[start INPUT ROWS]

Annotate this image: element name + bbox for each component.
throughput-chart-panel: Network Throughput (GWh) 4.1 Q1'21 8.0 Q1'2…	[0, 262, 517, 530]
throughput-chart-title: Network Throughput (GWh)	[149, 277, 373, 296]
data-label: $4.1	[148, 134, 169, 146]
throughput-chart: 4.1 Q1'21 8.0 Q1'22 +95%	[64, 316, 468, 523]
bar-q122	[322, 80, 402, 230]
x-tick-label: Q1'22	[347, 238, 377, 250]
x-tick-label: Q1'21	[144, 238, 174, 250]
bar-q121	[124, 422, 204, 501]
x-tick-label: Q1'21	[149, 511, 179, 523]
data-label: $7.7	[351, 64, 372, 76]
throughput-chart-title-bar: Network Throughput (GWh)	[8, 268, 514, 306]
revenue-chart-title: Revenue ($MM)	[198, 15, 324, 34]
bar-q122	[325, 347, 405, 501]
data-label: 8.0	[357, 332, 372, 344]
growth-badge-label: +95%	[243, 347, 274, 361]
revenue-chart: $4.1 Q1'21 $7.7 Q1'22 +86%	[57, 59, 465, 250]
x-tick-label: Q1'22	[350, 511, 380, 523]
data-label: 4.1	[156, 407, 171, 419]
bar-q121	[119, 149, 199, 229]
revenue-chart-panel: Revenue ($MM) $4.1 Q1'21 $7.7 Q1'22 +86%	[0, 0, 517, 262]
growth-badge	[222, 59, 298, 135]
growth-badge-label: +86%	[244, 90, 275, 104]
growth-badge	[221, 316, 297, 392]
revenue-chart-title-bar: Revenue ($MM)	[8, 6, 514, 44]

[end INPUT ROWS]

**DIRECTIONS**
Output every line of the material above as a JSON list of strings, one string per line, omitting blank lines.

**RESULT**
[
  "Annotate this image: element name + bbox for each component.",
  "throughput-chart-panel: Network Throughput (GWh) 4.1 Q1'21 8.0 Q1'2…\t[0, 262, 517, 530]",
  "throughput-chart-title: Network Throughput (GWh)\t[149, 277, 373, 296]",
  "data-label: $4.1\t[148, 134, 169, 146]",
  "throughput-chart: 4.1 Q1'21 8.0 Q1'22 +95%\t[64, 316, 468, 523]",
  "bar-q122\t[322, 80, 402, 230]",
  "x-tick-label: Q1'22\t[347, 238, 377, 250]",
  "x-tick-label: Q1'21\t[144, 238, 174, 250]",
  "bar-q121\t[124, 422, 204, 501]",
  "x-tick-label: Q1'21\t[149, 511, 179, 523]",
  "data-label: $7.7\t[351, 64, 372, 76]",
  "throughput-chart-title-bar: Network Throughput (GWh)\t[8, 268, 514, 306]",
  "revenue-chart-title: Revenue ($MM)\t[198, 15, 324, 34]",
  "bar-q122\t[325, 347, 405, 501]",
  "data-label: 8.0\t[357, 332, 372, 344]",
  "growth-badge-label: +95%\t[243, 347, 274, 361]",
  "revenue-chart: $4.1 Q1'21 $7.7 Q1'22 +86%\t[57, 59, 465, 250]",
  "x-tick-label: Q1'22\t[350, 511, 380, 523]",
  "data-label: 4.1\t[156, 407, 171, 419]",
  "bar-q121\t[119, 149, 199, 229]",
  "revenue-chart-panel: Revenue ($MM) $4.1 Q1'21 $7.7 Q1'22 +86%\t[0, 0, 517, 262]",
  "growth-badge\t[222, 59, 298, 135]",
  "growth-badge-label: +86%\t[244, 90, 275, 104]",
  "growth-badge\t[221, 316, 297, 392]",
  "revenue-chart-title-bar: Revenue ($MM)\t[8, 6, 514, 44]"
]